-- begin --
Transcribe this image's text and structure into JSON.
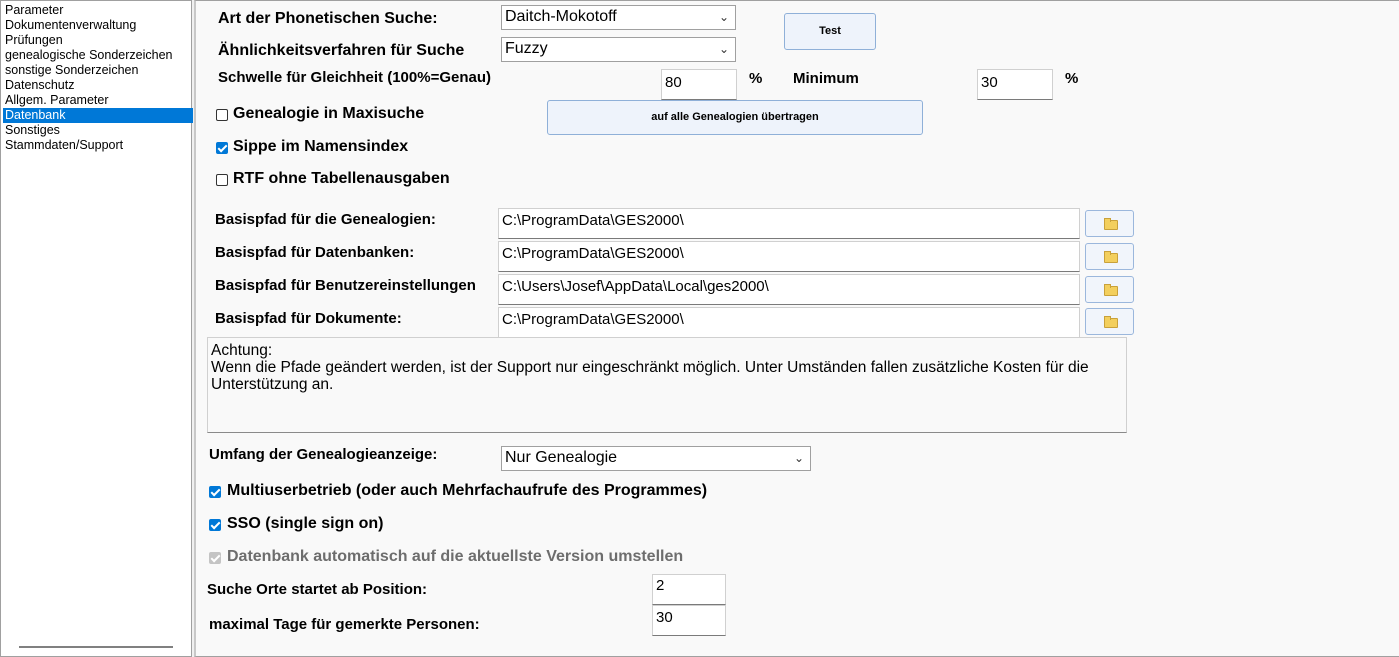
{
  "sidebar": {
    "items": [
      {
        "label": "Parameter",
        "active": false
      },
      {
        "label": "Dokumentenverwaltung",
        "active": false
      },
      {
        "label": "Prüfungen",
        "active": false
      },
      {
        "label": "genealogische Sonderzeichen",
        "active": false
      },
      {
        "label": "sonstige Sonderzeichen",
        "active": false
      },
      {
        "label": "Datenschutz",
        "active": false
      },
      {
        "label": "Allgem. Parameter",
        "active": false
      },
      {
        "label": "Datenbank",
        "active": true
      },
      {
        "label": "Sonstiges",
        "active": false
      },
      {
        "label": "Stammdaten/Support",
        "active": false
      }
    ]
  },
  "phonetic": {
    "label": "Art der Phonetischen Suche:",
    "value": "Daitch-Mokotoff"
  },
  "similarity": {
    "label": "Ähnlichkeitsverfahren für Suche",
    "value": "Fuzzy"
  },
  "test_button": "Test",
  "threshold": {
    "label": "Schwelle für Gleichheit (100%=Genau)",
    "value": "80",
    "unit": "%",
    "min_label": "Minimum",
    "min_value": "30",
    "min_unit": "%"
  },
  "apply_all_button": "auf alle Genealogien übertragen",
  "options_top": [
    {
      "label": "Genealogie in Maxisuche",
      "checked": false
    },
    {
      "label": "Sippe im Namensindex",
      "checked": true
    },
    {
      "label": "RTF ohne Tabellenausgaben",
      "checked": false
    }
  ],
  "paths": [
    {
      "label": "Basispfad für die Genealogien:",
      "value": "C:\\ProgramData\\GES2000\\"
    },
    {
      "label": "Basispfad für Datenbanken:",
      "value": "C:\\ProgramData\\GES2000\\"
    },
    {
      "label": "Basispfad für Benutzereinstellungen",
      "value": "C:\\Users\\Josef\\AppData\\Local\\ges2000\\"
    },
    {
      "label": "Basispfad für Dokumente:",
      "value": "C:\\ProgramData\\GES2000\\"
    }
  ],
  "notice": {
    "title": "Achtung:",
    "text": "Wenn die Pfade geändert werden, ist der Support nur eingeschränkt möglich. Unter Umständen fallen zusätzliche Kosten für die Unterstützung an."
  },
  "scope": {
    "label": "Umfang der Genealogieanzeige:",
    "value": "Nur Genealogie"
  },
  "options_bottom": [
    {
      "label": "Multiuserbetrieb (oder auch Mehrfachaufrufe des Programmes)",
      "checked": true,
      "disabled": false
    },
    {
      "label": "SSO (single sign on)",
      "checked": true,
      "disabled": false
    },
    {
      "label": "Datenbank automatisch auf die aktuellste Version umstellen",
      "checked": true,
      "disabled": true
    }
  ],
  "search_places": {
    "label": "Suche Orte startet ab Position:",
    "value": "2"
  },
  "max_days": {
    "label": "maximal Tage für gemerkte Personen:",
    "value": "30"
  },
  "icons": {
    "dropdown": "chevron-down-icon",
    "folder": "folder-icon",
    "checkbox": "checkmark-icon"
  },
  "colors": {
    "selection": "#0078d7",
    "button_bg": "#eef3fb",
    "button_border": "#8fb0d8"
  }
}
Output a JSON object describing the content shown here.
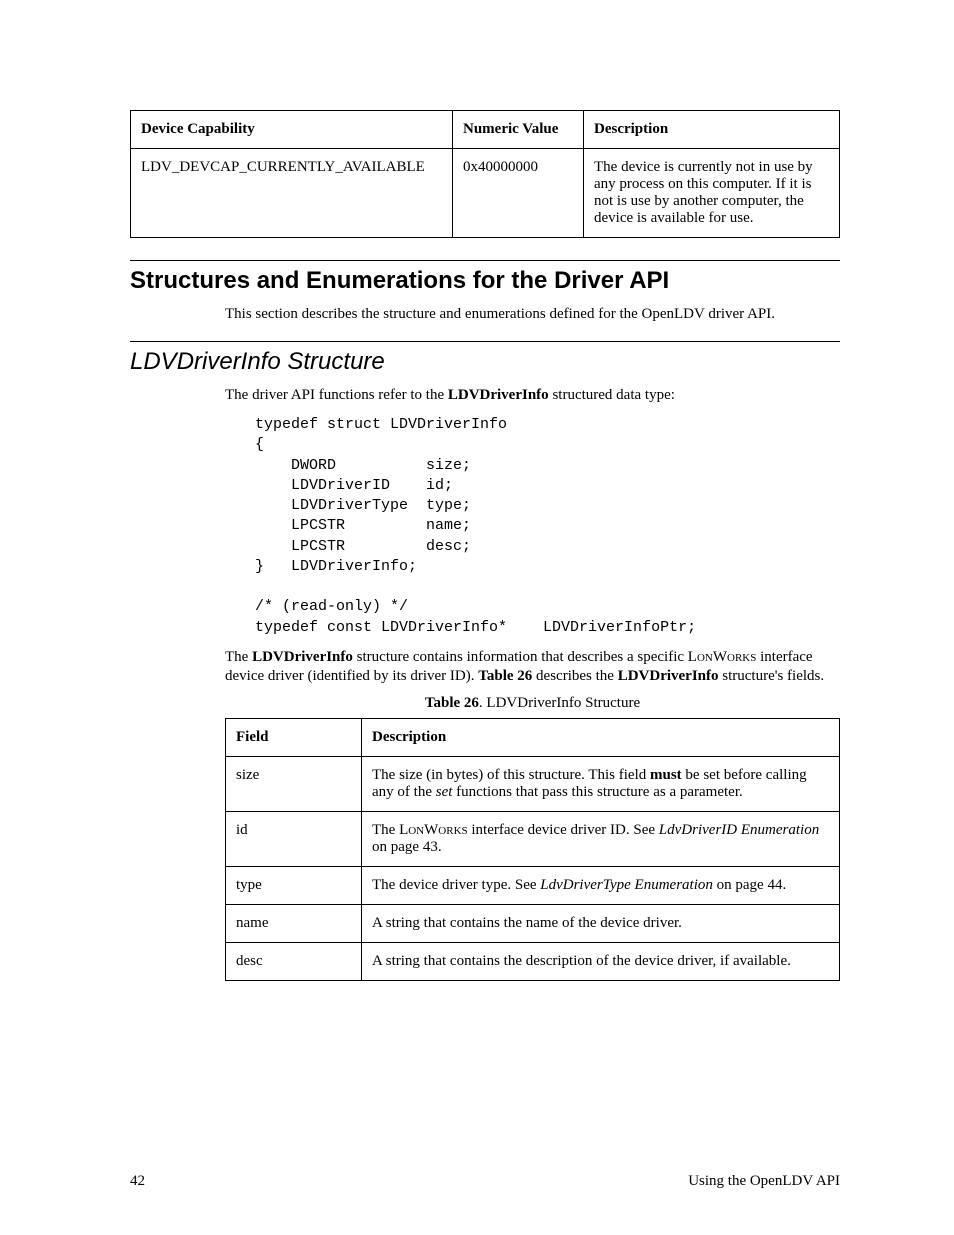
{
  "table1": {
    "headers": [
      "Device Capability",
      "Numeric Value",
      "Description"
    ],
    "row": {
      "cap": "LDV_DEVCAP_CURRENTLY_AVAILABLE",
      "val": "0x40000000",
      "desc": "The device is currently not in use by any process on this computer.  If it is not is use by another computer, the device is available for use."
    }
  },
  "section1": {
    "title": "Structures and Enumerations for the Driver API",
    "para": "This section describes the structure and enumerations defined for the OpenLDV driver API."
  },
  "section2": {
    "title": "LDVDriverInfo Structure",
    "intro_pre": "The driver API functions refer to the ",
    "intro_bold": "LDVDriverInfo",
    "intro_post": " structured data type:",
    "code": "typedef struct LDVDriverInfo\n{\n    DWORD          size;\n    LDVDriverID    id;\n    LDVDriverType  type;\n    LPCSTR         name;\n    LPCSTR         desc;\n}   LDVDriverInfo;\n\n/* (read-only) */\ntypedef const LDVDriverInfo*    LDVDriverInfoPtr;",
    "p2": {
      "a": "The ",
      "b1": "LDVDriverInfo",
      "c": " structure contains information that describes a specific ",
      "sc": "LonWorks",
      "d": " interface device driver (identified by its driver ID).  ",
      "b2": "Table 26",
      "e": " describes the ",
      "b3": "LDVDriverInfo",
      "f": " structure's fields."
    },
    "caption_b": "Table 26",
    "caption_r": ". LDVDriverInfo Structure"
  },
  "table2": {
    "headers": [
      "Field",
      "Description"
    ],
    "rows": {
      "size": {
        "f": "size",
        "d_a": "The size (in bytes) of this structure.  This field ",
        "d_b1": "must",
        "d_b": " be set before calling any of the ",
        "d_i": "set",
        "d_c": " functions that pass this structure as a parameter."
      },
      "id": {
        "f": "id",
        "d_a": "The ",
        "d_sc": "LonWorks",
        "d_b": " interface device driver ID.  See ",
        "d_i": "LdvDriverID Enumeration",
        "d_c": " on page 43."
      },
      "type": {
        "f": "type",
        "d_a": "The device driver type.  See ",
        "d_i": "LdvDriverType Enumeration",
        "d_c": " on page 44."
      },
      "name": {
        "f": "name",
        "d": "A string that contains the name of the device driver."
      },
      "desc": {
        "f": "desc",
        "d": "A string that contains the description of the device driver, if available."
      }
    }
  },
  "footer": {
    "left": "42",
    "right": "Using the OpenLDV API"
  }
}
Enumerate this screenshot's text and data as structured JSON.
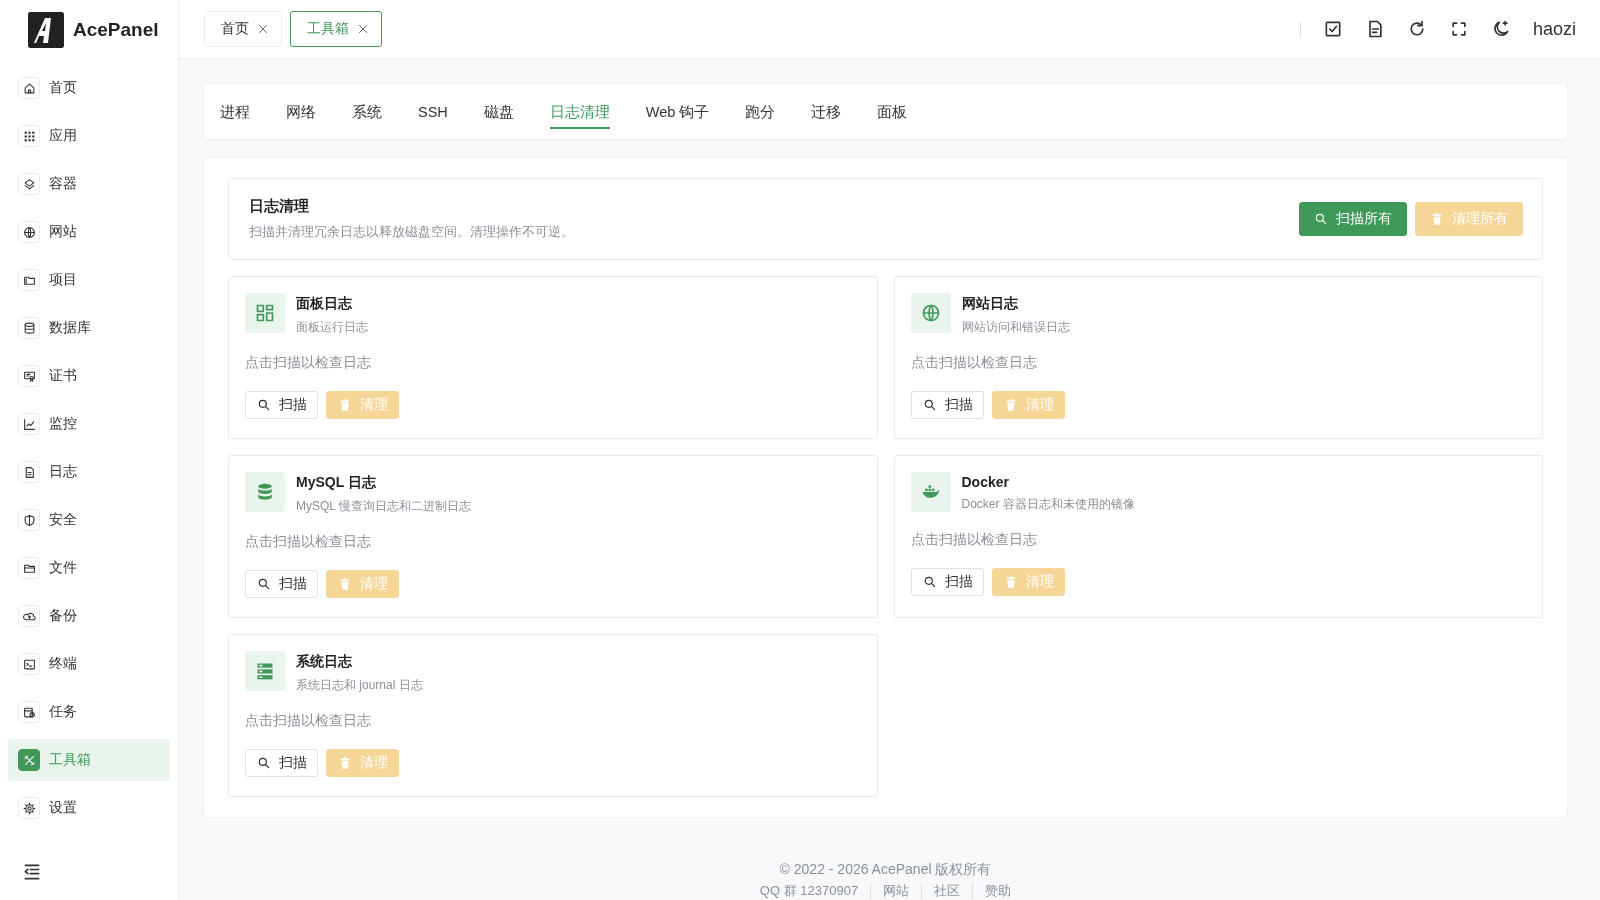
{
  "brand": {
    "name": "AcePanel"
  },
  "sidebar": {
    "items": [
      {
        "label": "首页",
        "selected": false
      },
      {
        "label": "应用",
        "selected": false
      },
      {
        "label": "容器",
        "selected": false
      },
      {
        "label": "网站",
        "selected": false
      },
      {
        "label": "项目",
        "selected": false
      },
      {
        "label": "数据库",
        "selected": false
      },
      {
        "label": "证书",
        "selected": false
      },
      {
        "label": "监控",
        "selected": false
      },
      {
        "label": "日志",
        "selected": false
      },
      {
        "label": "安全",
        "selected": false
      },
      {
        "label": "文件",
        "selected": false
      },
      {
        "label": "备份",
        "selected": false
      },
      {
        "label": "终端",
        "selected": false
      },
      {
        "label": "任务",
        "selected": false
      },
      {
        "label": "工具箱",
        "selected": true
      },
      {
        "label": "设置",
        "selected": false
      }
    ]
  },
  "open_tabs": [
    {
      "label": "首页",
      "selected": false
    },
    {
      "label": "工具箱",
      "selected": true
    }
  ],
  "user": {
    "name": "haozi"
  },
  "tool_tabs": [
    {
      "label": "进程",
      "selected": false
    },
    {
      "label": "网络",
      "selected": false
    },
    {
      "label": "系统",
      "selected": false
    },
    {
      "label": "SSH",
      "selected": false
    },
    {
      "label": "磁盘",
      "selected": false
    },
    {
      "label": "日志清理",
      "selected": true
    },
    {
      "label": "Web 钩子",
      "selected": false
    },
    {
      "label": "跑分",
      "selected": false
    },
    {
      "label": "迁移",
      "selected": false
    },
    {
      "label": "面板",
      "selected": false
    }
  ],
  "log_clean": {
    "title": "日志清理",
    "description": "扫描并清理冗余日志以释放磁盘空间。清理操作不可逆。",
    "scan_all": {
      "label": "扫描所有",
      "disabled": false
    },
    "clean_all": {
      "label": "清理所有",
      "disabled": true
    },
    "cards": [
      {
        "title": "面板日志",
        "subtitle": "面板运行日志",
        "status": "点击扫描以检查日志",
        "scan": {
          "label": "扫描",
          "disabled": false
        },
        "clean": {
          "label": "清理",
          "disabled": true
        }
      },
      {
        "title": "网站日志",
        "subtitle": "网站访问和错误日志",
        "status": "点击扫描以检查日志",
        "scan": {
          "label": "扫描",
          "disabled": false
        },
        "clean": {
          "label": "清理",
          "disabled": true
        }
      },
      {
        "title": "MySQL 日志",
        "subtitle": "MySQL 慢查询日志和二进制日志",
        "status": "点击扫描以检查日志",
        "scan": {
          "label": "扫描",
          "disabled": false
        },
        "clean": {
          "label": "清理",
          "disabled": true
        }
      },
      {
        "title": "Docker",
        "subtitle": "Docker 容器日志和未使用的镜像",
        "status": "点击扫描以检查日志",
        "scan": {
          "label": "扫描",
          "disabled": false
        },
        "clean": {
          "label": "清理",
          "disabled": true
        }
      },
      {
        "title": "系统日志",
        "subtitle": "系统日志和 journal 日志",
        "status": "点击扫描以检查日志",
        "scan": {
          "label": "扫描",
          "disabled": false
        },
        "clean": {
          "label": "清理",
          "disabled": true
        }
      }
    ]
  },
  "footer": {
    "copyright": "© 2022 - 2026 AcePanel 版权所有",
    "links": [
      "QQ 群 12370907",
      "网站",
      "社区",
      "赞助"
    ]
  }
}
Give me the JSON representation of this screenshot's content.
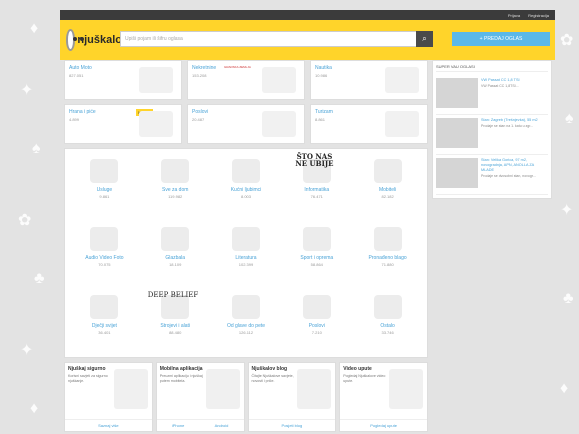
{
  "topbar": {
    "login": "Prijava",
    "register": "Registracija"
  },
  "header": {
    "logo_text": "njuškalo",
    "search_placeholder": "Upiši pojam ili šifru oglasa",
    "post_button": "+ PREDAJ OGLAS"
  },
  "top_categories": [
    {
      "name": "Auto Moto",
      "count": "827.051"
    },
    {
      "name": "Nekretnine",
      "count": "153.208",
      "annotation": "GRADSKA ZEMLJA"
    },
    {
      "name": "Nautika",
      "count": "10.986"
    },
    {
      "name": "Hrana i piće",
      "count": "4.899",
      "badge": "NOVO!"
    },
    {
      "name": "Poslovi",
      "count": "20.487"
    },
    {
      "name": "Turizam",
      "count": "8.861"
    }
  ],
  "grid_categories": [
    {
      "name": "Usluge",
      "count": "9.861"
    },
    {
      "name": "Sve za dom",
      "count": "119.982"
    },
    {
      "name": "Kućni ljubimci",
      "count": "8.003"
    },
    {
      "name": "Informatika",
      "count": "76.471",
      "overlay": [
        "ŠTO NAS",
        "NE UBIJE"
      ]
    },
    {
      "name": "Mobiteli",
      "count": "82.182"
    },
    {
      "name": "Audio Video Foto",
      "count": "70.075"
    },
    {
      "name": "Glazbala",
      "count": "18.109"
    },
    {
      "name": "Literatura",
      "count": "102.399"
    },
    {
      "name": "Sport i oprema",
      "count": "58.864"
    },
    {
      "name": "Pronađeno blago",
      "count": "71.880"
    },
    {
      "name": "Dječji svijet",
      "count": "36.401"
    },
    {
      "name": "Strojevi i alati",
      "count": "88.480",
      "overlay": [
        "DEEP BELIEF"
      ]
    },
    {
      "name": "Od glave do pete",
      "count": "126.112"
    },
    {
      "name": "Poslovi",
      "count": "7.210"
    },
    {
      "name": "Ostalo",
      "count": "33.746"
    }
  ],
  "promos": [
    {
      "title": "Njuškaj sigurno",
      "text": "Korisni savjeti za sigurno njuškanje.",
      "link": "Saznaj više"
    },
    {
      "title": "Mobilna aplikacija",
      "text": "Preuzmi aplikaciju i njuškaj putem mobitela.",
      "links": [
        "iPhone",
        "Android"
      ]
    },
    {
      "title": "Njuškalov blog",
      "text": "Čitajte Njuškalove savjete, novosti i priče.",
      "link": "Posjeti blog"
    },
    {
      "title": "Video upute",
      "text": "Pogledaj Njuškalove video upute.",
      "link": "Pogledaj upute"
    }
  ],
  "featured": {
    "title": "SUPER VAU OGLASI",
    "items": [
      {
        "title": "VW Passat CC 1,8 TSI",
        "desc": "VW Passat CC 1,8TSI..."
      },
      {
        "title": "Stan: Zagreb (Trešnjevka), 55 m2",
        "desc": "Prodaje se stan na 1. katu u zgr..."
      },
      {
        "title": "Stan: Velika Gorica, 97 m2, novogradnja, APN, ANOLLA ZA MLADE",
        "desc": "Prodaje se dvosobni stan, novogr..."
      }
    ]
  },
  "colors": {
    "brand_yellow": "#ffd42a",
    "link_blue": "#4aa3d7",
    "post_button": "#5bb8e8"
  }
}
-- end --
◆ CHALLENGE ◆
Gather all lines of the records that include the word "subtitle".

◆ RESULT FOR THIS EXERCISE ◆
        "subtitle": "面板运行日志",
        "subtitle": "网站访问和错误日志",
        "subtitle": "MySQL 慢查询日志和二进制日志",
        "subtitle": "Docker 容器日志和未使用的镜像",
        "subtitle": "系统日志和 journal 日志",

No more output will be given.